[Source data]
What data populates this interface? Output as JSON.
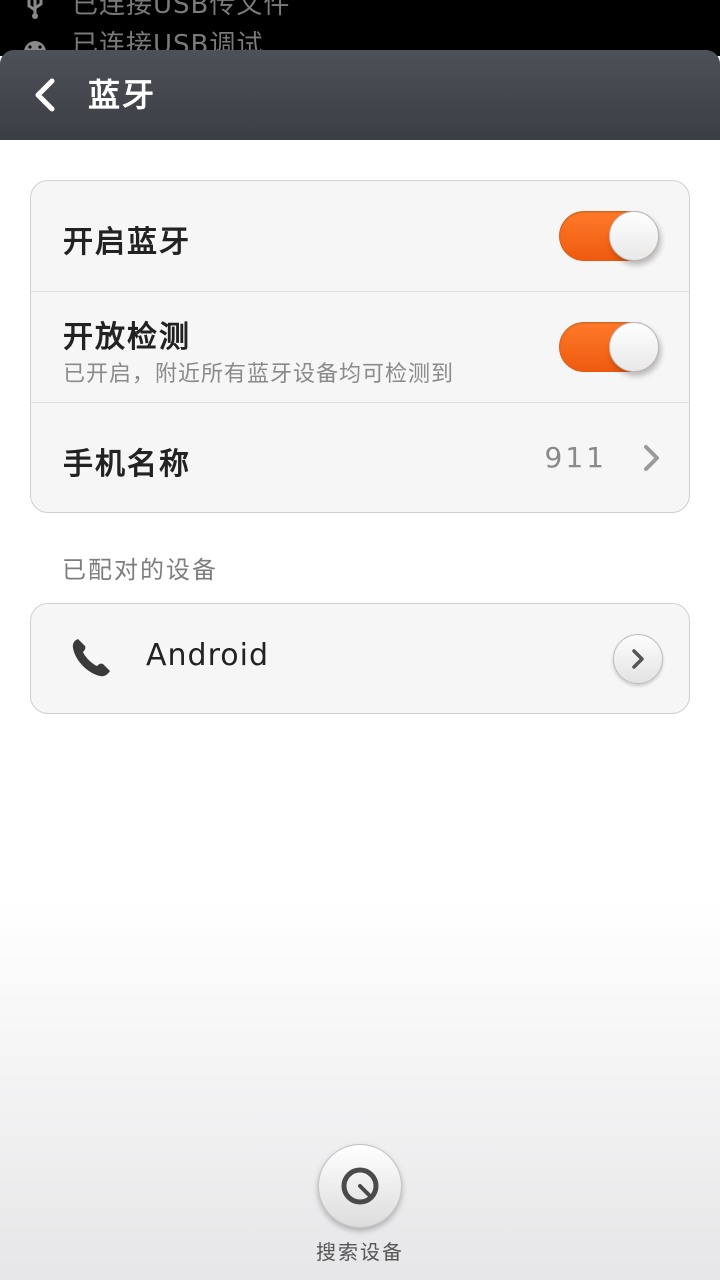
{
  "notification": {
    "line1": "已连接USB传文件",
    "line2": "已连接USB调试"
  },
  "header": {
    "title": "蓝牙"
  },
  "settings": {
    "bluetooth_toggle": {
      "label": "开启蓝牙",
      "on": true
    },
    "discoverable_toggle": {
      "label": "开放检测",
      "subtitle": "已开启，附近所有蓝牙设备均可检测到",
      "on": true
    },
    "phone_name": {
      "label": "手机名称",
      "value": "911"
    }
  },
  "paired": {
    "header": "已配对的设备",
    "devices": [
      {
        "name": "Android",
        "icon": "phone-icon"
      }
    ]
  },
  "footer": {
    "scan_label": "搜索设备"
  },
  "colors": {
    "accent": "#f0600f",
    "titlebar": "#43464c"
  }
}
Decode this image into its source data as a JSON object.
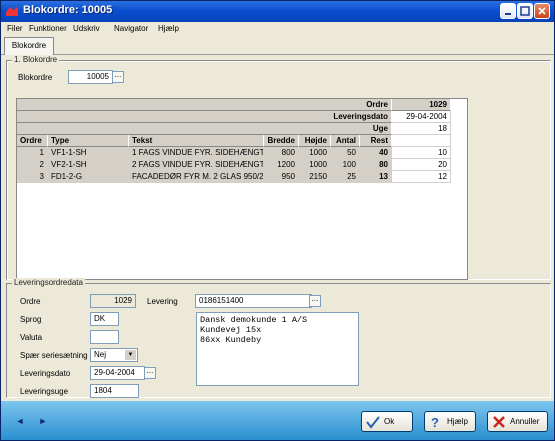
{
  "window": {
    "title": "Blokordre: 10005"
  },
  "menu": [
    "Filer",
    "Funktioner",
    "Udskriv",
    "Navigator",
    "Hjælp"
  ],
  "tab": "Blokordre",
  "section1": {
    "title": "1. Blokordre",
    "blokordre_label": "Blokordre",
    "blokordre_value": "10005"
  },
  "summary": {
    "ordre_label": "Ordre",
    "ordre_value": "1029",
    "leveringsdato_label": "Leveringsdato",
    "leveringsdato_value": "29-04-2004",
    "uge_label": "Uge",
    "uge_value": "18"
  },
  "table": {
    "columns": [
      "Ordre",
      "Type",
      "Tekst",
      "Bredde",
      "Højde",
      "Antal",
      "Rest"
    ],
    "rows": [
      {
        "ordre": "1",
        "type": "VF1-1-SH",
        "tekst": "1 FAGS VINDUE FYR. SIDEHÆNGT",
        "bredde": "800",
        "hojde": "1000",
        "antal": "50",
        "rest": "40",
        "value": "10"
      },
      {
        "ordre": "2",
        "type": "VF2-1-SH",
        "tekst": "2 FAGS VINDUE FYR. SIDEHÆNGT",
        "bredde": "1200",
        "hojde": "1000",
        "antal": "100",
        "rest": "80",
        "value": "20"
      },
      {
        "ordre": "3",
        "type": "FD1-2-G",
        "tekst": "FACADEDØR FYR M. 2 GLAS 950/2",
        "bredde": "950",
        "hojde": "2150",
        "antal": "25",
        "rest": "13",
        "value": "12"
      }
    ]
  },
  "section2": {
    "title": "Leveringsordredata",
    "ordre_label": "Ordre",
    "ordre_value": "1029",
    "levering_label": "Levering",
    "levering_value": "0186151400",
    "sprog_label": "Sprog",
    "sprog_value": "DK",
    "valuta_label": "Valuta",
    "valuta_value": "",
    "spaer_label": "Spær seriesætning",
    "spaer_value": "Nej",
    "leveringsdato_label": "Leveringsdato",
    "leveringsdato_value": "29-04-2004",
    "leveringsuge_label": "Leveringsuge",
    "leveringsuge_value": "1804",
    "address": [
      "Dansk demokunde 1 A/S",
      "Kundevej 15x",
      "86xx Kundeby"
    ]
  },
  "footer": {
    "ok": "Ok",
    "help": "Hjælp",
    "cancel": "Annuller"
  },
  "colors": {
    "titlebar": "#0b4fd0",
    "footer": "#2a8fd0"
  }
}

Required task: Excluding the pictures, reproduce every entry exactly as given.

Result for this exercise:
What data populates this interface? Output as JSON.
{
  "notification": {
    "line1": "已连接USB传文件",
    "line2": "已连接USB调试"
  },
  "header": {
    "title": "蓝牙"
  },
  "settings": {
    "bluetooth_toggle": {
      "label": "开启蓝牙",
      "on": true
    },
    "discoverable_toggle": {
      "label": "开放检测",
      "subtitle": "已开启，附近所有蓝牙设备均可检测到",
      "on": true
    },
    "phone_name": {
      "label": "手机名称",
      "value": "911"
    }
  },
  "paired": {
    "header": "已配对的设备",
    "devices": [
      {
        "name": "Android",
        "icon": "phone-icon"
      }
    ]
  },
  "footer": {
    "scan_label": "搜索设备"
  },
  "colors": {
    "accent": "#f0600f",
    "titlebar": "#43464c"
  }
}
Decode this image into its source data as a JSON object.
{
  "window": {
    "title": "Blokordre: 10005"
  },
  "menu": [
    "Filer",
    "Funktioner",
    "Udskriv",
    "Navigator",
    "Hjælp"
  ],
  "tab": "Blokordre",
  "section1": {
    "title": "1. Blokordre",
    "blokordre_label": "Blokordre",
    "blokordre_value": "10005"
  },
  "summary": {
    "ordre_label": "Ordre",
    "ordre_value": "1029",
    "leveringsdato_label": "Leveringsdato",
    "leveringsdato_value": "29-04-2004",
    "uge_label": "Uge",
    "uge_value": "18"
  },
  "table": {
    "columns": [
      "Ordre",
      "Type",
      "Tekst",
      "Bredde",
      "Højde",
      "Antal",
      "Rest"
    ],
    "rows": [
      {
        "ordre": "1",
        "type": "VF1-1-SH",
        "tekst": "1 FAGS VINDUE FYR. SIDEHÆNGT",
        "bredde": "800",
        "hojde": "1000",
        "antal": "50",
        "rest": "40",
        "value": "10"
      },
      {
        "ordre": "2",
        "type": "VF2-1-SH",
        "tekst": "2 FAGS VINDUE FYR. SIDEHÆNGT",
        "bredde": "1200",
        "hojde": "1000",
        "antal": "100",
        "rest": "80",
        "value": "20"
      },
      {
        "ordre": "3",
        "type": "FD1-2-G",
        "tekst": "FACADEDØR FYR M. 2 GLAS 950/2",
        "bredde": "950",
        "hojde": "2150",
        "antal": "25",
        "rest": "13",
        "value": "12"
      }
    ]
  },
  "section2": {
    "title": "Leveringsordredata",
    "ordre_label": "Ordre",
    "ordre_value": "1029",
    "levering_label": "Levering",
    "levering_value": "0186151400",
    "sprog_label": "Sprog",
    "sprog_value": "DK",
    "valuta_label": "Valuta",
    "valuta_value": "",
    "spaer_label": "Spær seriesætning",
    "spaer_value": "Nej",
    "leveringsdato_label": "Leveringsdato",
    "leveringsdato_value": "29-04-2004",
    "leveringsuge_label": "Leveringsuge",
    "leveringsuge_value": "1804",
    "address": [
      "Dansk demokunde 1 A/S",
      "Kundevej 15x",
      "86xx Kundeby"
    ]
  },
  "footer": {
    "ok": "Ok",
    "help": "Hjælp",
    "cancel": "Annuller"
  },
  "colors": {
    "titlebar": "#0b4fd0",
    "footer": "#2a8fd0"
  }
}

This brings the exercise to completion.